** Begin Stored records **
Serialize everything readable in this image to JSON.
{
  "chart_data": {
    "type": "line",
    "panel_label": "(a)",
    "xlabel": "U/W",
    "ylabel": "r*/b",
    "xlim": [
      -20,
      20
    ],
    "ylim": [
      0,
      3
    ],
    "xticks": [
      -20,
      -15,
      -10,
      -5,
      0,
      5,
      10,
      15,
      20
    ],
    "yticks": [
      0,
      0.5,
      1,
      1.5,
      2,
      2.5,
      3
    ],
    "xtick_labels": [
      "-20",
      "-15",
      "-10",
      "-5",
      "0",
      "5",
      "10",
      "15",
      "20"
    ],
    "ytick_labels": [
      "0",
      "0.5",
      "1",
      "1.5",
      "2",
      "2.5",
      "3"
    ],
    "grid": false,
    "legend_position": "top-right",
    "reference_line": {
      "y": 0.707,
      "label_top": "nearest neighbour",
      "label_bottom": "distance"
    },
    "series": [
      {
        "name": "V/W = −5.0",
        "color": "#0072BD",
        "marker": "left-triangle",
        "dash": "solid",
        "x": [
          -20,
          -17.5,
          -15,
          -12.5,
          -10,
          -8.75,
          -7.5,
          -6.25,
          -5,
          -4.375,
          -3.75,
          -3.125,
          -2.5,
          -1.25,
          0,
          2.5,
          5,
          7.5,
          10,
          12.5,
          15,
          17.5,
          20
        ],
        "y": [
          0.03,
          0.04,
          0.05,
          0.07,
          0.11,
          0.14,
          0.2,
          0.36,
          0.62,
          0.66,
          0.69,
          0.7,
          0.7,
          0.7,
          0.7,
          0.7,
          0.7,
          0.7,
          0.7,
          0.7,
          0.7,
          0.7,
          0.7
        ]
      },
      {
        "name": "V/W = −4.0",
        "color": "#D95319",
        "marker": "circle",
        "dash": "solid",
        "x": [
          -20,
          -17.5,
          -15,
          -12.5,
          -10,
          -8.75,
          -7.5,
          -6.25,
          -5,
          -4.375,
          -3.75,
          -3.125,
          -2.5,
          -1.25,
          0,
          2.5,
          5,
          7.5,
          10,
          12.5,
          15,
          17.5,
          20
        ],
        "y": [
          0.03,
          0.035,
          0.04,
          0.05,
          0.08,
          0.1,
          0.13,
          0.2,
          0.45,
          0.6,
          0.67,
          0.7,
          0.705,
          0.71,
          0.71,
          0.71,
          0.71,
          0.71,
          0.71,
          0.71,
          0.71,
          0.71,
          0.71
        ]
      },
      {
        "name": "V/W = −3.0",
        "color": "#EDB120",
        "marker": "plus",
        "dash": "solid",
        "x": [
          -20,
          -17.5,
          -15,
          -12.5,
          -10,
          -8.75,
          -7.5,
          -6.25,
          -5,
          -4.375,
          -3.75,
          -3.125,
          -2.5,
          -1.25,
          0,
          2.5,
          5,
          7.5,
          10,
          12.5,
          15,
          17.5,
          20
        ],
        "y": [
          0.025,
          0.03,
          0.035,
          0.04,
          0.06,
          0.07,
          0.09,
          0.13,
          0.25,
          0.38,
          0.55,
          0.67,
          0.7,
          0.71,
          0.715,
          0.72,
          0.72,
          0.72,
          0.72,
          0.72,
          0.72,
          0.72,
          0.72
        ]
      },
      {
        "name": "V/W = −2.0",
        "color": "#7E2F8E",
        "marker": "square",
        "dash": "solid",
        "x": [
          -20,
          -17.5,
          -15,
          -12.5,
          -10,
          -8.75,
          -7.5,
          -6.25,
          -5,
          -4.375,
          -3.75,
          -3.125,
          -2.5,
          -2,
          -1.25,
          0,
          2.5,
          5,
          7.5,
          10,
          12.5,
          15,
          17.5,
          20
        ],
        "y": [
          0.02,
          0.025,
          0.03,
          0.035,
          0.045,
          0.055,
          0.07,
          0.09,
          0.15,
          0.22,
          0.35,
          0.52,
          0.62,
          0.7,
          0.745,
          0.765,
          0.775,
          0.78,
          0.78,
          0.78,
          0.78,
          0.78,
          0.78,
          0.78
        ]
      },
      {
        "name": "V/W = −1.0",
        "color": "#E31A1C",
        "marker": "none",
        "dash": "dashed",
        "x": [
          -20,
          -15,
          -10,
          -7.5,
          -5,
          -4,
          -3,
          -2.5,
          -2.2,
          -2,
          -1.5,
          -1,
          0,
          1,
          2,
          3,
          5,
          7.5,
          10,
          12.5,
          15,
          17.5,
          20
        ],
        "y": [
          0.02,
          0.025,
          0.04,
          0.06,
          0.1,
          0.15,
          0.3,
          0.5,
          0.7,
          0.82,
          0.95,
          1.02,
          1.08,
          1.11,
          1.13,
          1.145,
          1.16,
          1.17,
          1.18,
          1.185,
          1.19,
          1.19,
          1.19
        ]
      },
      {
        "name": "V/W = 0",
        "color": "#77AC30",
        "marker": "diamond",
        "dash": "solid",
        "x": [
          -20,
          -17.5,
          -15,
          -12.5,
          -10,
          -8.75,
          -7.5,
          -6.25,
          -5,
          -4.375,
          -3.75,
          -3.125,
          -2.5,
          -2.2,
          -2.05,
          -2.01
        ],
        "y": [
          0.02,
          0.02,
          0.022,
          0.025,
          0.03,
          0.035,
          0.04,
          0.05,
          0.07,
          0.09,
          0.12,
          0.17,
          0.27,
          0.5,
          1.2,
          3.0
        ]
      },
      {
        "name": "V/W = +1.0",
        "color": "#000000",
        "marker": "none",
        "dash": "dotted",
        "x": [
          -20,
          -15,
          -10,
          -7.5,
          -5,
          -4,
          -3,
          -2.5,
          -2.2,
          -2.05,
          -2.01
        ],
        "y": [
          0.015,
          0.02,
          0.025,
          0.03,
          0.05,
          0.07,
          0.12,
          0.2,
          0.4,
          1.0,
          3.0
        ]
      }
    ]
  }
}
** End Stored records **
▶ **Request**
Pick out the lines containing the word "marker" and show them.

▶ **Result of the task**
        "marker": "left-triangle",
        "marker": "circle",
        "marker": "plus",
        "marker": "square",
        "marker": "none",
        "marker": "diamond",
        "marker": "none",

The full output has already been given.